TASK STATEMENT: Exclude the pictures, then copy all remaining records exactly.

Records from a dataset
____________

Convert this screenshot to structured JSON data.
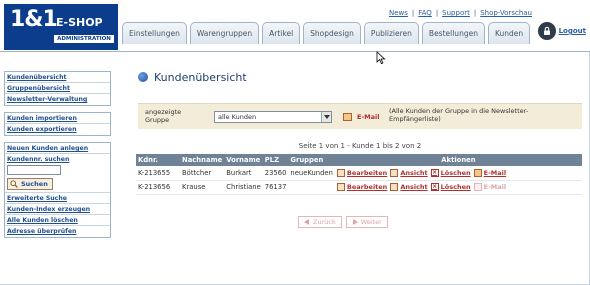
{
  "logo": {
    "brand": "1&1",
    "product": "E-SHOP",
    "subtitle": "ADMINISTRATION"
  },
  "top_links": [
    "News",
    "FAQ",
    "Support",
    "Shop-Vorschau"
  ],
  "tabs": [
    "Einstellungen",
    "Warengruppen",
    "Artikel",
    "Shopdesign",
    "Publizieren",
    "Bestellungen",
    "Kunden"
  ],
  "logout": {
    "label": "Logout"
  },
  "sidebar": {
    "group1": [
      "Kundenübersicht",
      "Gruppenübersicht",
      "Newsletter-Verwaltung"
    ],
    "group2": [
      "Kunden importieren",
      "Kunden exportieren"
    ],
    "group3": {
      "new_customer": "Neuen Kunden anlegen",
      "search_label": "Kundennr. suchen",
      "search_value": "",
      "search_button": "Suchen",
      "extended_search": "Erweiterte Suche",
      "create_index": "Kunden-Index erzeugen",
      "delete_all": "Alle Kunden löschen",
      "check_address": "Adresse überprüfen"
    }
  },
  "main": {
    "title": "Kundenübersicht",
    "filter": {
      "label": "angezeigte Gruppe",
      "selected": "alle Kunden",
      "email_label": "E-Mail",
      "hint": "(Alle Kunden der Gruppe in die Newsletter-Empfängerliste)"
    },
    "pagination_info": "Seite 1 von 1 - Kunde 1 bis 2 von 2",
    "table": {
      "headers": [
        "Kdnr.",
        "Nachname",
        "Vorname",
        "PLZ",
        "Gruppen",
        "Aktionen"
      ],
      "action_labels": {
        "edit": "Bearbeiten",
        "view": "Ansicht",
        "delete": "Löschen",
        "email": "E-Mail"
      },
      "rows": [
        {
          "kdnr": "K-213655",
          "nachname": "Böttcher",
          "vorname": "Burkart",
          "plz": "23560",
          "gruppen": "neueKunden",
          "email_enabled": true
        },
        {
          "kdnr": "K-213656",
          "nachname": "Krause",
          "vorname": "Christiane",
          "plz": "76137",
          "gruppen": "",
          "email_enabled": false
        }
      ]
    },
    "pager": {
      "back": "Zurück",
      "next": "Weiter"
    }
  },
  "colors": {
    "logo_blue": "#0b3d8c",
    "link_blue": "#1f4f8f",
    "action_red": "#b03030",
    "table_header": "#6f8296",
    "filter_bg": "#f3ecd9"
  }
}
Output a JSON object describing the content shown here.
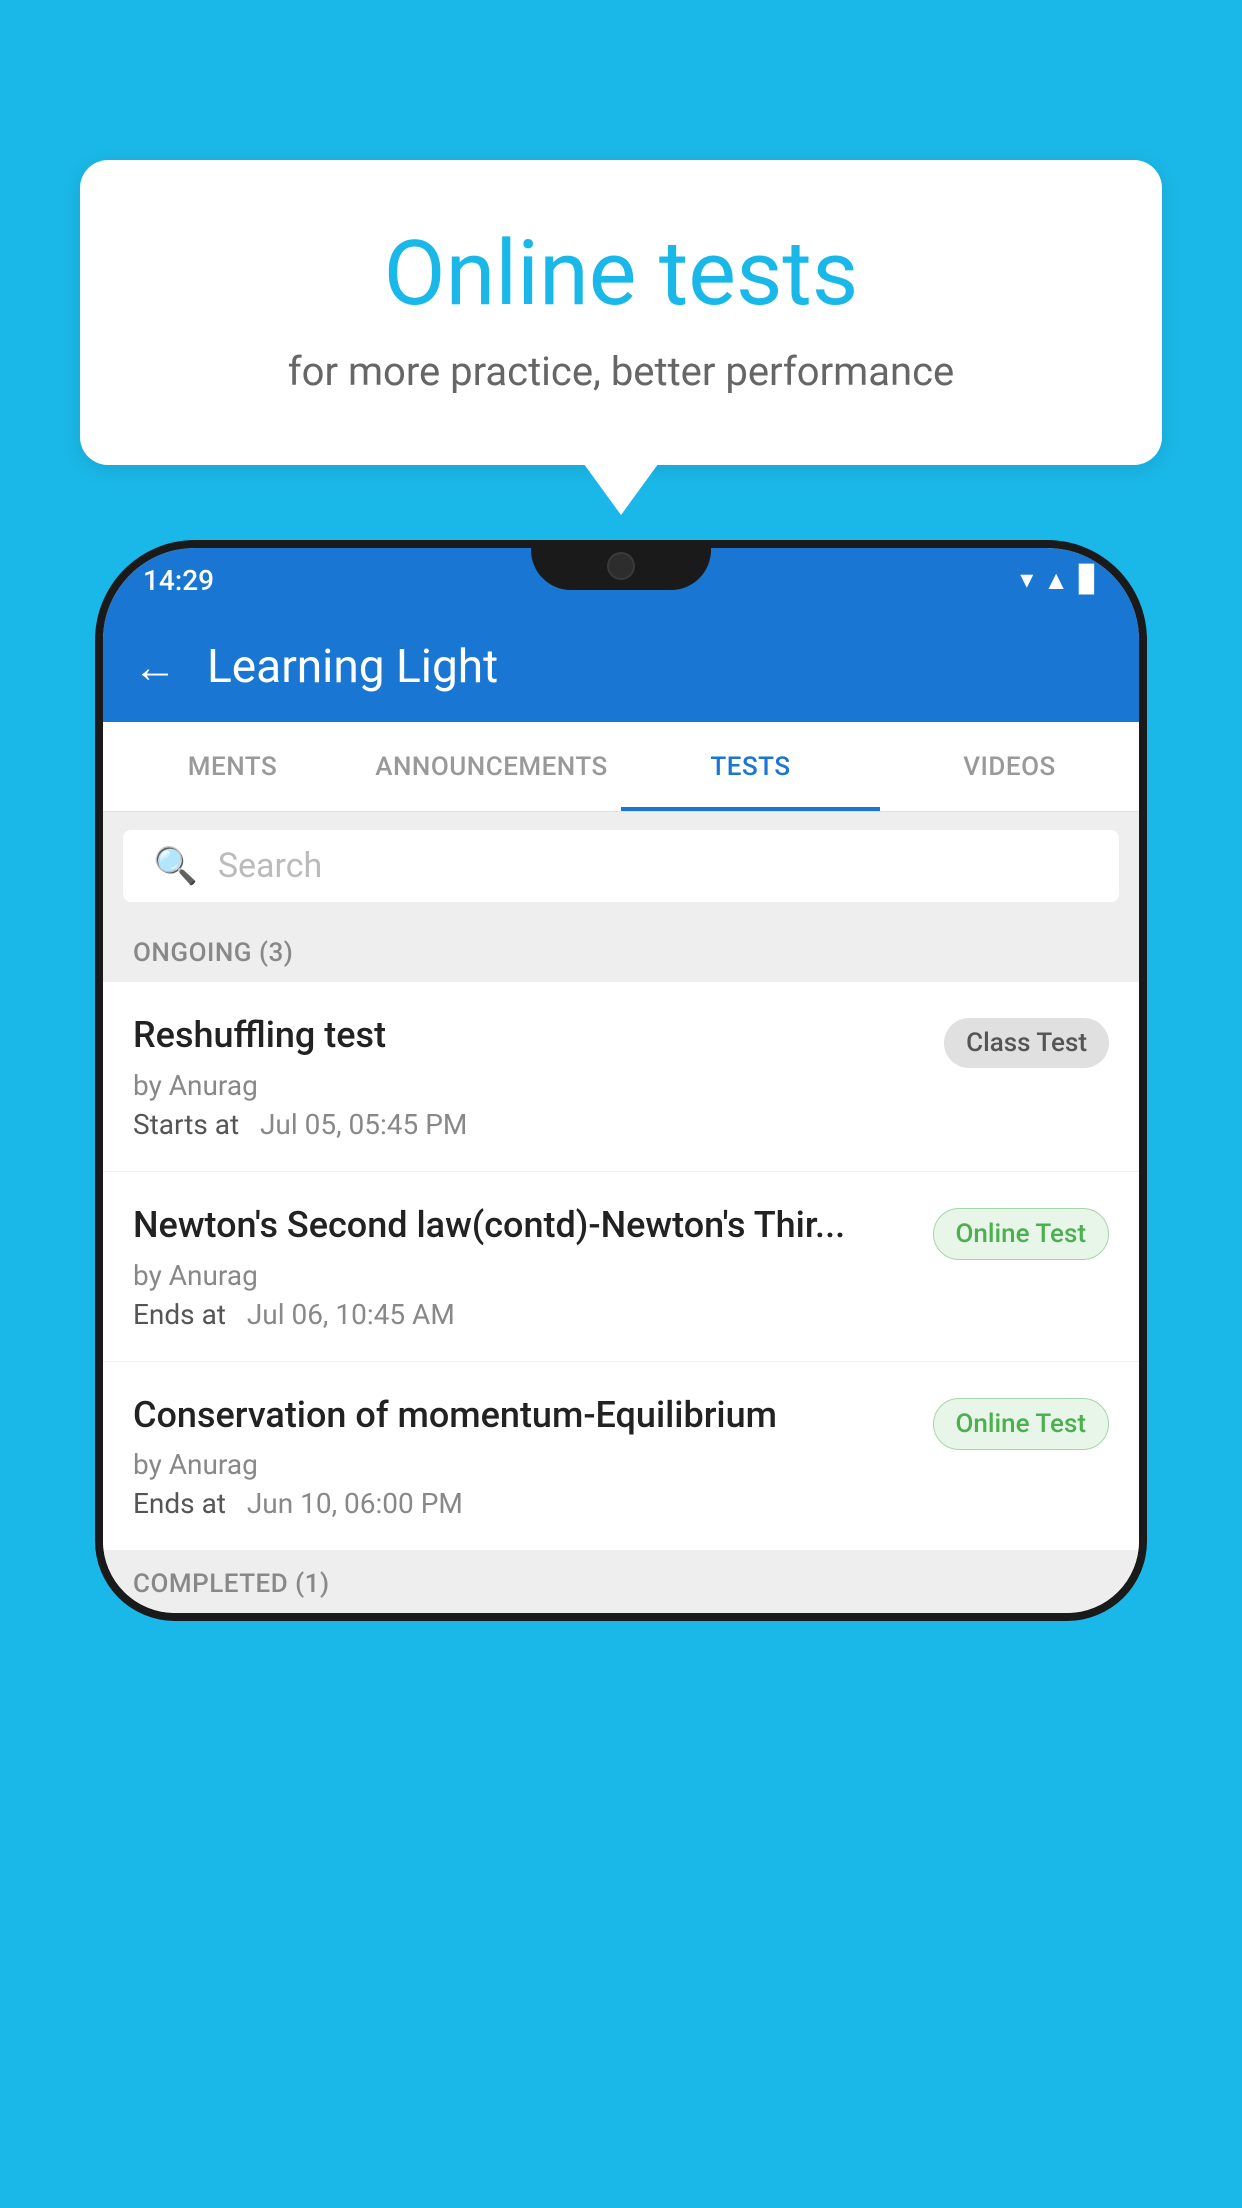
{
  "background": {
    "color": "#1ab8e8"
  },
  "speech_bubble": {
    "title": "Online tests",
    "subtitle": "for more practice, better performance"
  },
  "phone": {
    "status_bar": {
      "time": "14:29",
      "wifi_icon": "▼",
      "signal_icon": "▲",
      "battery_icon": "▊"
    },
    "app_bar": {
      "back_label": "←",
      "title": "Learning Light"
    },
    "tabs": [
      {
        "label": "MENTS",
        "active": false
      },
      {
        "label": "ANNOUNCEMENTS",
        "active": false
      },
      {
        "label": "TESTS",
        "active": true
      },
      {
        "label": "VIDEOS",
        "active": false
      }
    ],
    "search": {
      "placeholder": "Search"
    },
    "ongoing_section": {
      "label": "ONGOING (3)"
    },
    "tests": [
      {
        "title": "Reshuffling test",
        "author": "by Anurag",
        "time_label": "Starts at",
        "time_value": "Jul 05, 05:45 PM",
        "badge": "Class Test",
        "badge_type": "class"
      },
      {
        "title": "Newton's Second law(contd)-Newton's Thir...",
        "author": "by Anurag",
        "time_label": "Ends at",
        "time_value": "Jul 06, 10:45 AM",
        "badge": "Online Test",
        "badge_type": "online"
      },
      {
        "title": "Conservation of momentum-Equilibrium",
        "author": "by Anurag",
        "time_label": "Ends at",
        "time_value": "Jun 10, 06:00 PM",
        "badge": "Online Test",
        "badge_type": "online"
      }
    ],
    "completed_section": {
      "label": "COMPLETED (1)"
    }
  }
}
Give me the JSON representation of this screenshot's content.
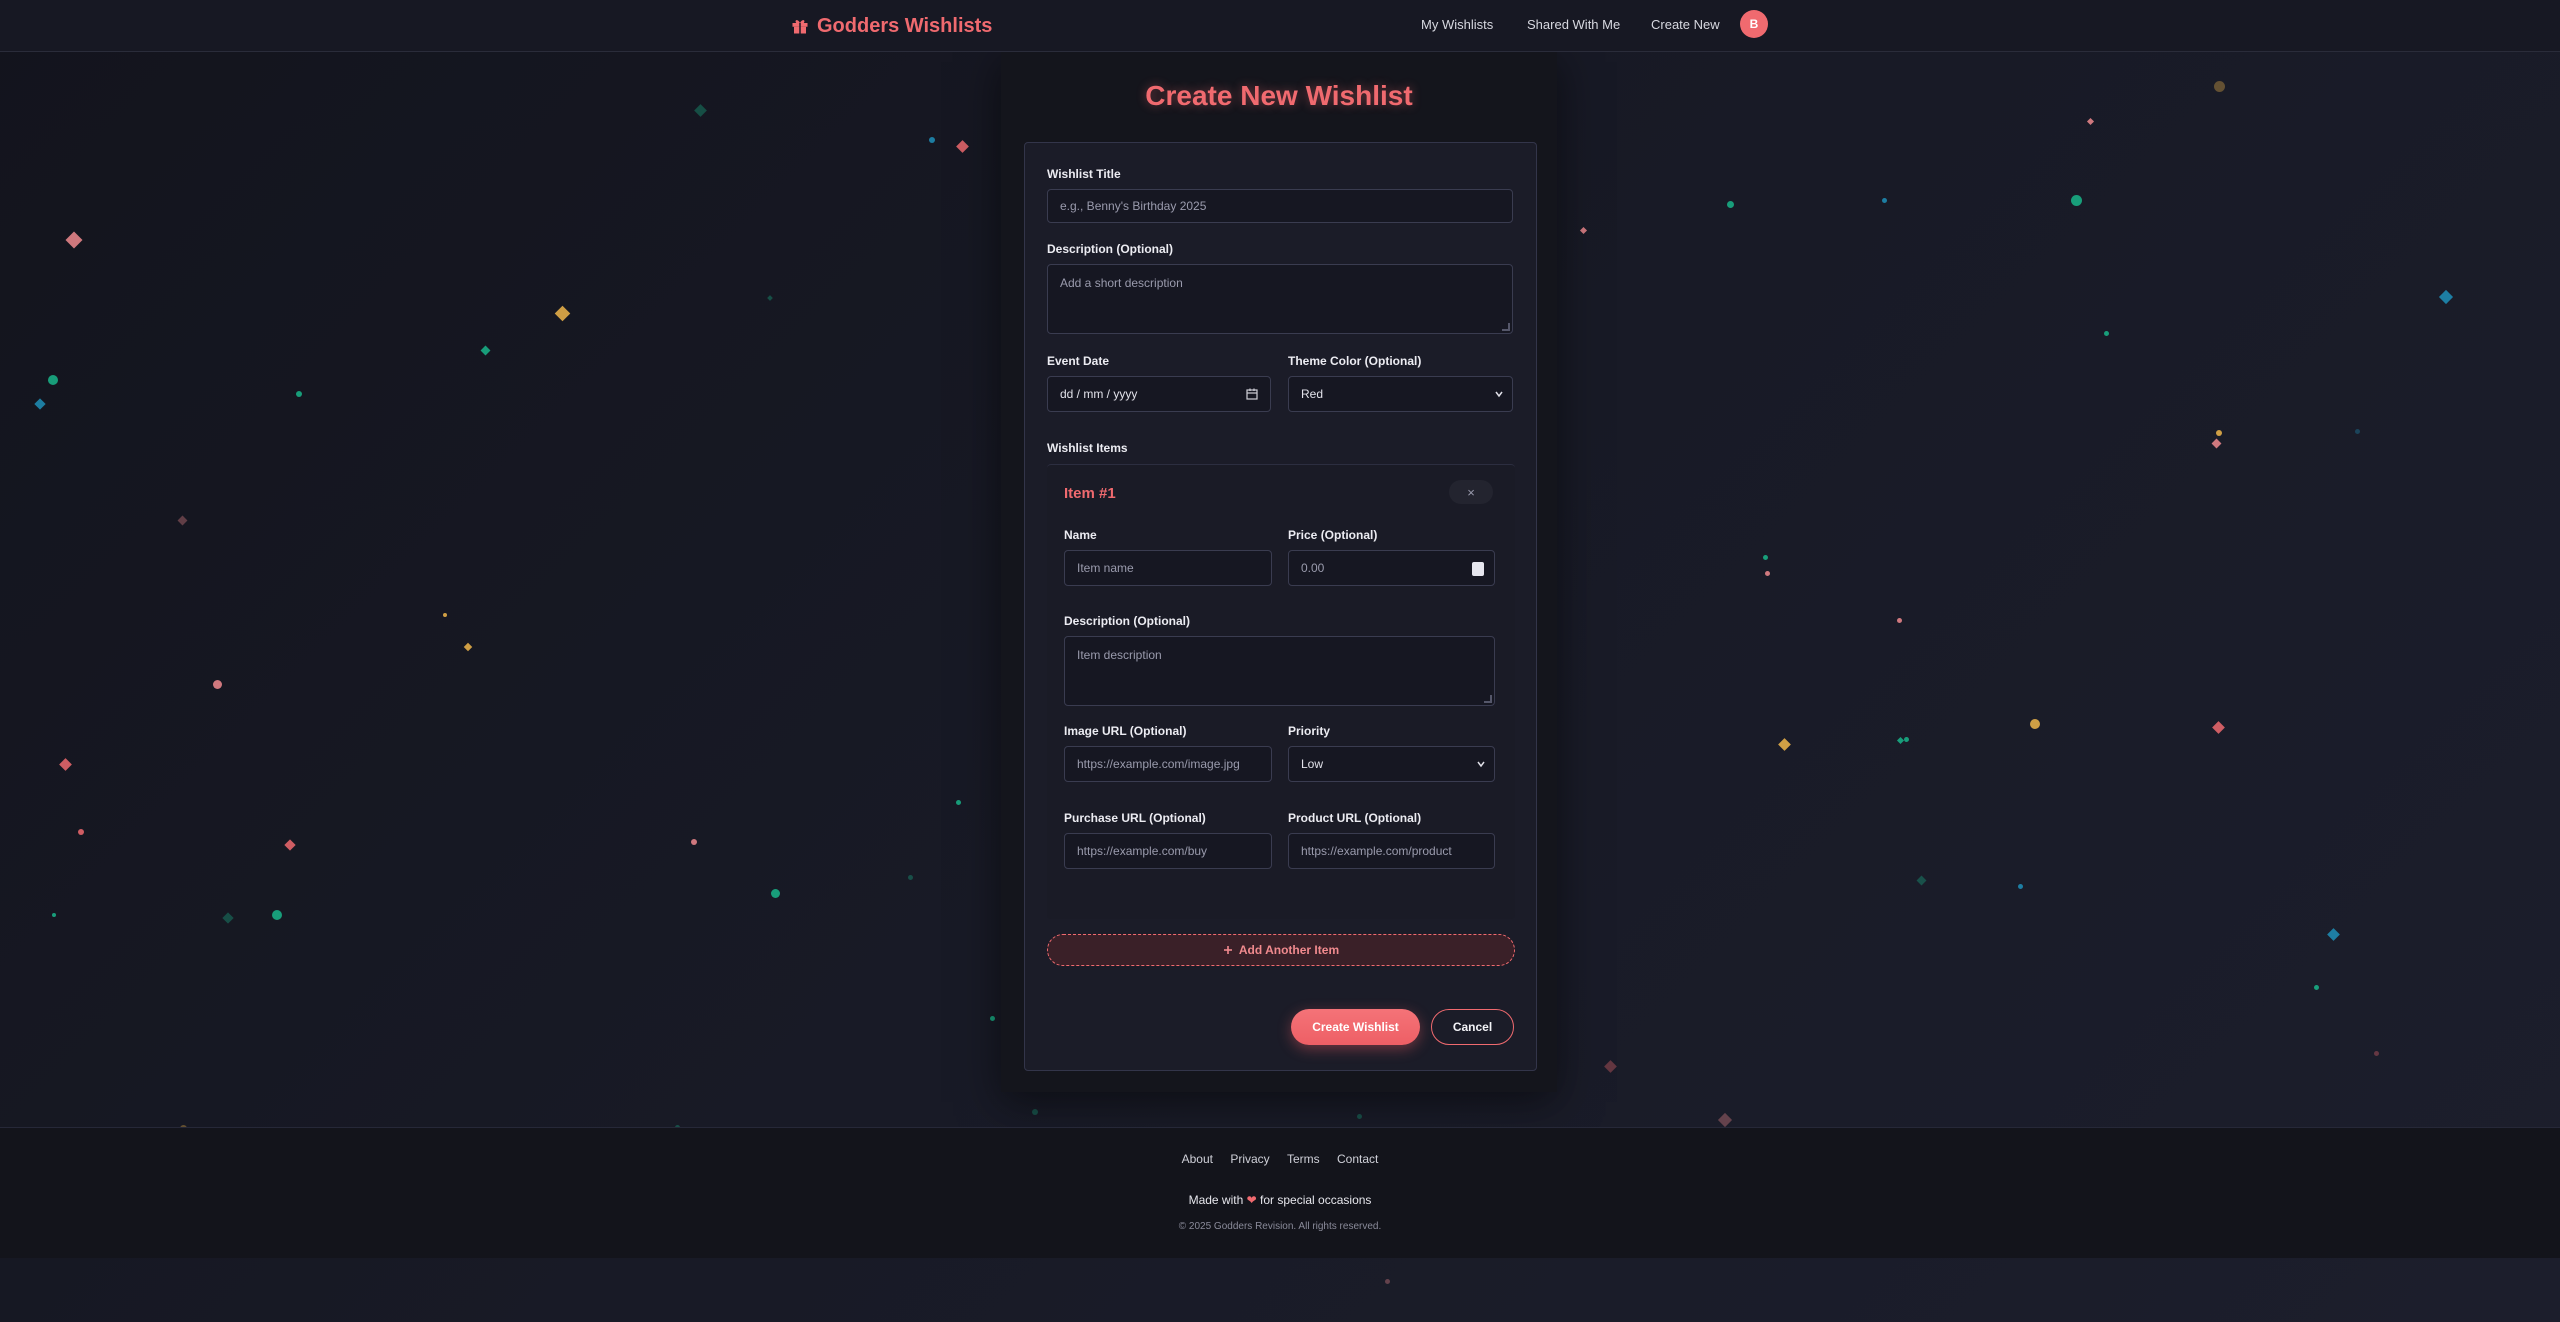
{
  "header": {
    "brand": "Godders Wishlists",
    "nav": [
      "My Wishlists",
      "Shared With Me",
      "Create New"
    ],
    "avatar_initial": "B"
  },
  "page": {
    "title": "Create New Wishlist"
  },
  "form": {
    "title_label": "Wishlist Title",
    "title_placeholder": "e.g., Benny's Birthday 2025",
    "description_label": "Description (Optional)",
    "description_placeholder": "Add a short description",
    "event_date_label": "Event Date",
    "event_date_placeholder": "dd / mm / yyyy",
    "theme_label": "Theme Color (Optional)",
    "theme_value": "Red",
    "items_label": "Wishlist Items",
    "add_item_label": "Add Another Item",
    "create_label": "Create Wishlist",
    "cancel_label": "Cancel"
  },
  "item": {
    "title": "Item #1",
    "close_icon": "×",
    "name_label": "Name",
    "name_placeholder": "Item name",
    "price_label": "Price (Optional)",
    "price_value": "0.00",
    "description_label": "Description (Optional)",
    "description_placeholder": "Item description",
    "image_label": "Image URL (Optional)",
    "image_placeholder": "https://example.com/image.jpg",
    "priority_label": "Priority",
    "priority_value": "Low",
    "purchase_label": "Purchase URL (Optional)",
    "purchase_placeholder": "https://example.com/buy",
    "product_label": "Product URL (Optional)",
    "product_placeholder": "https://example.com/product"
  },
  "footer": {
    "links": [
      "About",
      "Privacy",
      "Terms",
      "Contact"
    ],
    "made_prefix": "Made with",
    "made_suffix": "for special occasions",
    "copyright": "© 2025 Godders Revision. All rights reserved."
  },
  "colors": {
    "accent": "#f06a6f",
    "background": "#161722",
    "confetti": [
      "#f06a6f",
      "#19b58a",
      "#f0b64a",
      "#1f8fb8",
      "#f08a8e",
      "#e08ab0"
    ]
  },
  "icons": [
    "gift-icon",
    "calendar-icon",
    "chevron-down-icon",
    "close-icon",
    "plus-icon",
    "heart-icon"
  ]
}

____________

TASK SOLUTION:
Convert this screenshot to structured JSON data.
{
  "logo": {
    "brand": "1&1",
    "product": "E-SHOP",
    "subtitle": "ADMINISTRATION"
  },
  "top_links": [
    "News",
    "FAQ",
    "Support",
    "Shop-Vorschau"
  ],
  "tabs": [
    "Einstellungen",
    "Warengruppen",
    "Artikel",
    "Shopdesign",
    "Publizieren",
    "Bestellungen",
    "Kunden"
  ],
  "logout": {
    "label": "Logout"
  },
  "sidebar": {
    "group1": [
      "Kundenübersicht",
      "Gruppenübersicht",
      "Newsletter-Verwaltung"
    ],
    "group2": [
      "Kunden importieren",
      "Kunden exportieren"
    ],
    "group3": {
      "new_customer": "Neuen Kunden anlegen",
      "search_label": "Kundennr. suchen",
      "search_value": "",
      "search_button": "Suchen",
      "extended_search": "Erweiterte Suche",
      "create_index": "Kunden-Index erzeugen",
      "delete_all": "Alle Kunden löschen",
      "check_address": "Adresse überprüfen"
    }
  },
  "main": {
    "title": "Kundenübersicht",
    "filter": {
      "label": "angezeigte Gruppe",
      "selected": "alle Kunden",
      "email_label": "E-Mail",
      "hint": "(Alle Kunden der Gruppe in die Newsletter-Empfängerliste)"
    },
    "pagination_info": "Seite 1 von 1 - Kunde 1 bis 2 von 2",
    "table": {
      "headers": [
        "Kdnr.",
        "Nachname",
        "Vorname",
        "PLZ",
        "Gruppen",
        "Aktionen"
      ],
      "action_labels": {
        "edit": "Bearbeiten",
        "view": "Ansicht",
        "delete": "Löschen",
        "email": "E-Mail"
      },
      "rows": [
        {
          "kdnr": "K-213655",
          "nachname": "Böttcher",
          "vorname": "Burkart",
          "plz": "23560",
          "gruppen": "neueKunden",
          "email_enabled": true
        },
        {
          "kdnr": "K-213656",
          "nachname": "Krause",
          "vorname": "Christiane",
          "plz": "76137",
          "gruppen": "",
          "email_enabled": false
        }
      ]
    },
    "pager": {
      "back": "Zurück",
      "next": "Weiter"
    }
  },
  "colors": {
    "logo_blue": "#0b3d8c",
    "link_blue": "#1f4f8f",
    "action_red": "#b03030",
    "table_header": "#6f8296",
    "filter_bg": "#f3ecd9"
  }
}
Output a JSON object describing the content shown here.
{
  "background": {
    "color": "#1ab8e8"
  },
  "speech_bubble": {
    "title": "Online tests",
    "subtitle": "for more practice, better performance"
  },
  "phone": {
    "status_bar": {
      "time": "14:29",
      "wifi_icon": "▼",
      "signal_icon": "▲",
      "battery_icon": "▊"
    },
    "app_bar": {
      "back_label": "←",
      "title": "Learning Light"
    },
    "tabs": [
      {
        "label": "MENTS",
        "active": false
      },
      {
        "label": "ANNOUNCEMENTS",
        "active": false
      },
      {
        "label": "TESTS",
        "active": true
      },
      {
        "label": "VIDEOS",
        "active": false
      }
    ],
    "search": {
      "placeholder": "Search"
    },
    "ongoing_section": {
      "label": "ONGOING (3)"
    },
    "tests": [
      {
        "title": "Reshuffling test",
        "author": "by Anurag",
        "time_label": "Starts at",
        "time_value": "Jul 05, 05:45 PM",
        "badge": "Class Test",
        "badge_type": "class"
      },
      {
        "title": "Newton's Second law(contd)-Newton's Thir...",
        "author": "by Anurag",
        "time_label": "Ends at",
        "time_value": "Jul 06, 10:45 AM",
        "badge": "Online Test",
        "badge_type": "online"
      },
      {
        "title": "Conservation of momentum-Equilibrium",
        "author": "by Anurag",
        "time_label": "Ends at",
        "time_value": "Jun 10, 06:00 PM",
        "badge": "Online Test",
        "badge_type": "online"
      }
    ],
    "completed_section": {
      "label": "COMPLETED (1)"
    }
  }
}
Give me the JSON representation of this screenshot's content.
{
  "header": {
    "brand": "Godders Wishlists",
    "nav": [
      "My Wishlists",
      "Shared With Me",
      "Create New"
    ],
    "avatar_initial": "B"
  },
  "page": {
    "title": "Create New Wishlist"
  },
  "form": {
    "title_label": "Wishlist Title",
    "title_placeholder": "e.g., Benny's Birthday 2025",
    "description_label": "Description (Optional)",
    "description_placeholder": "Add a short description",
    "event_date_label": "Event Date",
    "event_date_placeholder": "dd / mm / yyyy",
    "theme_label": "Theme Color (Optional)",
    "theme_value": "Red",
    "items_label": "Wishlist Items",
    "add_item_label": "Add Another Item",
    "create_label": "Create Wishlist",
    "cancel_label": "Cancel"
  },
  "item": {
    "title": "Item #1",
    "close_icon": "×",
    "name_label": "Name",
    "name_placeholder": "Item name",
    "price_label": "Price (Optional)",
    "price_value": "0.00",
    "description_label": "Description (Optional)",
    "description_placeholder": "Item description",
    "image_label": "Image URL (Optional)",
    "image_placeholder": "https://example.com/image.jpg",
    "priority_label": "Priority",
    "priority_value": "Low",
    "purchase_label": "Purchase URL (Optional)",
    "purchase_placeholder": "https://example.com/buy",
    "product_label": "Product URL (Optional)",
    "product_placeholder": "https://example.com/product"
  },
  "footer": {
    "links": [
      "About",
      "Privacy",
      "Terms",
      "Contact"
    ],
    "made_prefix": "Made with",
    "made_suffix": "for special occasions",
    "copyright": "© 2025 Godders Revision. All rights reserved."
  },
  "colors": {
    "accent": "#f06a6f",
    "background": "#161722",
    "confetti": [
      "#f06a6f",
      "#19b58a",
      "#f0b64a",
      "#1f8fb8",
      "#f08a8e",
      "#e08ab0"
    ]
  },
  "icons": [
    "gift-icon",
    "calendar-icon",
    "chevron-down-icon",
    "close-icon",
    "plus-icon",
    "heart-icon"
  ]
}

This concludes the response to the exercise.